### Data supplied
+++++
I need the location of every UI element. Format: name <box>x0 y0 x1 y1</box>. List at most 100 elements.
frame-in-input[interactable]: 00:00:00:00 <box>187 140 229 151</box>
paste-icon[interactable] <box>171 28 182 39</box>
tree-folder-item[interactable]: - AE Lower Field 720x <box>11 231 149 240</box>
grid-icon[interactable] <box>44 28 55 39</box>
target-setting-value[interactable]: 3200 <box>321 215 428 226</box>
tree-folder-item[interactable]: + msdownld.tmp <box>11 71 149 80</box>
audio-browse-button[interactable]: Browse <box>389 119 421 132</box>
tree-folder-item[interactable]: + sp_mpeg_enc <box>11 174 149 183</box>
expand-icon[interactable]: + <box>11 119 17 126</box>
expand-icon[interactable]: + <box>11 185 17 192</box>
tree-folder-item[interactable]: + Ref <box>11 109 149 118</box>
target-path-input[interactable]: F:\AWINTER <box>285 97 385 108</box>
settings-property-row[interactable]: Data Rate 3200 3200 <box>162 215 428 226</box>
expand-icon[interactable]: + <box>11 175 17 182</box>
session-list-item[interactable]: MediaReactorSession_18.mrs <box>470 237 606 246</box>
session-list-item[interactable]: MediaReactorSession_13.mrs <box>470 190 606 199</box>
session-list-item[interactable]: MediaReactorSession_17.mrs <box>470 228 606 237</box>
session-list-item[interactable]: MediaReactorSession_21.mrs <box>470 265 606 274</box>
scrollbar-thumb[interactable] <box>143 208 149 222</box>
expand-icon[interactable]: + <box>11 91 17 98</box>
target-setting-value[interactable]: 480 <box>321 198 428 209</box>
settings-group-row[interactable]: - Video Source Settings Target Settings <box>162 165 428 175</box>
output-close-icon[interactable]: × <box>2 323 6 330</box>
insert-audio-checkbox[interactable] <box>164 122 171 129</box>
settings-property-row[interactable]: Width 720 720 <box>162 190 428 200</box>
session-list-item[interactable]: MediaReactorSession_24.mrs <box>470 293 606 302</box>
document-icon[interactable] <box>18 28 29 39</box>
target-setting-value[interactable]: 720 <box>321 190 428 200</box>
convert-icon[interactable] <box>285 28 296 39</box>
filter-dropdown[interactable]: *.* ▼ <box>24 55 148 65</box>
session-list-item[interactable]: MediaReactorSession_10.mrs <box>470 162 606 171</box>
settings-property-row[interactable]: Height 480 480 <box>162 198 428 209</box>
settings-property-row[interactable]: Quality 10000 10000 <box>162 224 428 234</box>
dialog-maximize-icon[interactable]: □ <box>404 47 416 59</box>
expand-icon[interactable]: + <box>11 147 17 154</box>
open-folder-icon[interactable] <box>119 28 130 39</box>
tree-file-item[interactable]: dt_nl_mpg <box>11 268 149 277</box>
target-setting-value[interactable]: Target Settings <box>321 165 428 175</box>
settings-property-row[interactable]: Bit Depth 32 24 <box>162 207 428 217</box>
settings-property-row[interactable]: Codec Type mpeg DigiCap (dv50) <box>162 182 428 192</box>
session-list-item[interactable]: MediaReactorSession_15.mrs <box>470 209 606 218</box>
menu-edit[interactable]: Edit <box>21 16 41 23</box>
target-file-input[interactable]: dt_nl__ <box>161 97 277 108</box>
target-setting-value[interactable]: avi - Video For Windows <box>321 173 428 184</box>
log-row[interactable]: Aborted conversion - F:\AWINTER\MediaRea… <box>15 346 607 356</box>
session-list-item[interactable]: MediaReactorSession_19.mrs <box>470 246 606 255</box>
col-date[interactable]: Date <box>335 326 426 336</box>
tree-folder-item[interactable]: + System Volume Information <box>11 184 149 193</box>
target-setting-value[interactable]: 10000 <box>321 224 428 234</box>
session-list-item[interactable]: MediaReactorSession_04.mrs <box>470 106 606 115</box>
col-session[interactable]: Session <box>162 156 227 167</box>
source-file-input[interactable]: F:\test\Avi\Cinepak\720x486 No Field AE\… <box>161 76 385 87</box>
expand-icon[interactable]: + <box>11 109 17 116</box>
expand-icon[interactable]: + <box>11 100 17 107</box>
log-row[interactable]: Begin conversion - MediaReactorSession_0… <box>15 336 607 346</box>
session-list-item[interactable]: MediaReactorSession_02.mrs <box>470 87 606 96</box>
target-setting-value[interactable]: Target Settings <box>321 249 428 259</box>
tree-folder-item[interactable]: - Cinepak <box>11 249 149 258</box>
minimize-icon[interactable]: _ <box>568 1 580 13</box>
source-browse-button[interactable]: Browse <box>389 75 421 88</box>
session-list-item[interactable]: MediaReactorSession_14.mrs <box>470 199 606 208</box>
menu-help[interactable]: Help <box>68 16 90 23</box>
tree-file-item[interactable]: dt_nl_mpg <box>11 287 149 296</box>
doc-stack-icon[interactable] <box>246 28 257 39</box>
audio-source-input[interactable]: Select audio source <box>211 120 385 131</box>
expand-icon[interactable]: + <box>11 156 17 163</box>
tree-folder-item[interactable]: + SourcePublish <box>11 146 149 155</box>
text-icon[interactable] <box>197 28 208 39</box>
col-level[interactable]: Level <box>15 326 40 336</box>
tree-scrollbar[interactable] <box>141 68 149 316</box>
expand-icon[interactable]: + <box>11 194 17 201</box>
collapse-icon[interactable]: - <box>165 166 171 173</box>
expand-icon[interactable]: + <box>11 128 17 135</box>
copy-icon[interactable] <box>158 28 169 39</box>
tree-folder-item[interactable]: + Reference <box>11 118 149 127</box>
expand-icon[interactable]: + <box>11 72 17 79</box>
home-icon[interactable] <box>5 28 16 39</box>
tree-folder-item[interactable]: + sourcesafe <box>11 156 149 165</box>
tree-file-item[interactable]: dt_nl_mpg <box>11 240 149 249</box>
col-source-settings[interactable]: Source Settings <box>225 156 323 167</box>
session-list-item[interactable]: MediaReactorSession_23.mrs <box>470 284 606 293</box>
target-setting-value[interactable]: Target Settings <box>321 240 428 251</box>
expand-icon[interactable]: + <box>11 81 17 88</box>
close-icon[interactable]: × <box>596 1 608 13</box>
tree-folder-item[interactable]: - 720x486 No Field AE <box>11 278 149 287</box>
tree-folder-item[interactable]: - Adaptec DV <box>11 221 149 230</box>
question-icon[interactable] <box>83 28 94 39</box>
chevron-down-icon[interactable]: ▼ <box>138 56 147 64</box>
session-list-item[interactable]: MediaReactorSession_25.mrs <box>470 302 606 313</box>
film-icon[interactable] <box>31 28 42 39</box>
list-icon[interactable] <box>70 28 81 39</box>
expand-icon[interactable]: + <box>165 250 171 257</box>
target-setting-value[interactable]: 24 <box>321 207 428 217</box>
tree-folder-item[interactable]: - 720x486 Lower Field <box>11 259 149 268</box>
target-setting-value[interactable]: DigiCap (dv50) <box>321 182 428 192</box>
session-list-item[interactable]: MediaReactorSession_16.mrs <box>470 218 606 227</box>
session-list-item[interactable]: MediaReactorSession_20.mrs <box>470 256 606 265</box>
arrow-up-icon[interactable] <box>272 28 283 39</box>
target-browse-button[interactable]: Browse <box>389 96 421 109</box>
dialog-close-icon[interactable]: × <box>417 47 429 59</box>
+++++
Return the lines above without any change, beginning with the very first line and stopping after the line that contains "insert-audio-checkbox[interactable] <box>164 122", both included.

### Output of the task
I need the location of every UI element. Format: name <box>x0 y0 x1 y1</box>. List at most 100 elements.
frame-in-input[interactable]: 00:00:00:00 <box>187 140 229 151</box>
paste-icon[interactable] <box>171 28 182 39</box>
tree-folder-item[interactable]: - AE Lower Field 720x <box>11 231 149 240</box>
grid-icon[interactable] <box>44 28 55 39</box>
target-setting-value[interactable]: 3200 <box>321 215 428 226</box>
tree-folder-item[interactable]: + msdownld.tmp <box>11 71 149 80</box>
audio-browse-button[interactable]: Browse <box>389 119 421 132</box>
tree-folder-item[interactable]: + sp_mpeg_enc <box>11 174 149 183</box>
expand-icon[interactable]: + <box>11 119 17 126</box>
expand-icon[interactable]: + <box>11 185 17 192</box>
tree-folder-item[interactable]: + Ref <box>11 109 149 118</box>
target-path-input[interactable]: F:\AWINTER <box>285 97 385 108</box>
settings-property-row[interactable]: Data Rate 3200 3200 <box>162 215 428 226</box>
expand-icon[interactable]: + <box>11 175 17 182</box>
session-list-item[interactable]: MediaReactorSession_18.mrs <box>470 237 606 246</box>
session-list-item[interactable]: MediaReactorSession_13.mrs <box>470 190 606 199</box>
session-list-item[interactable]: MediaReactorSession_17.mrs <box>470 228 606 237</box>
session-list-item[interactable]: MediaReactorSession_21.mrs <box>470 265 606 274</box>
scrollbar-thumb[interactable] <box>143 208 149 222</box>
expand-icon[interactable]: + <box>11 91 17 98</box>
target-setting-value[interactable]: 480 <box>321 198 428 209</box>
settings-group-row[interactable]: - Video Source Settings Target Settings <box>162 165 428 175</box>
output-close-icon[interactable]: × <box>2 323 6 330</box>
insert-audio-checkbox[interactable] <box>164 122 171 129</box>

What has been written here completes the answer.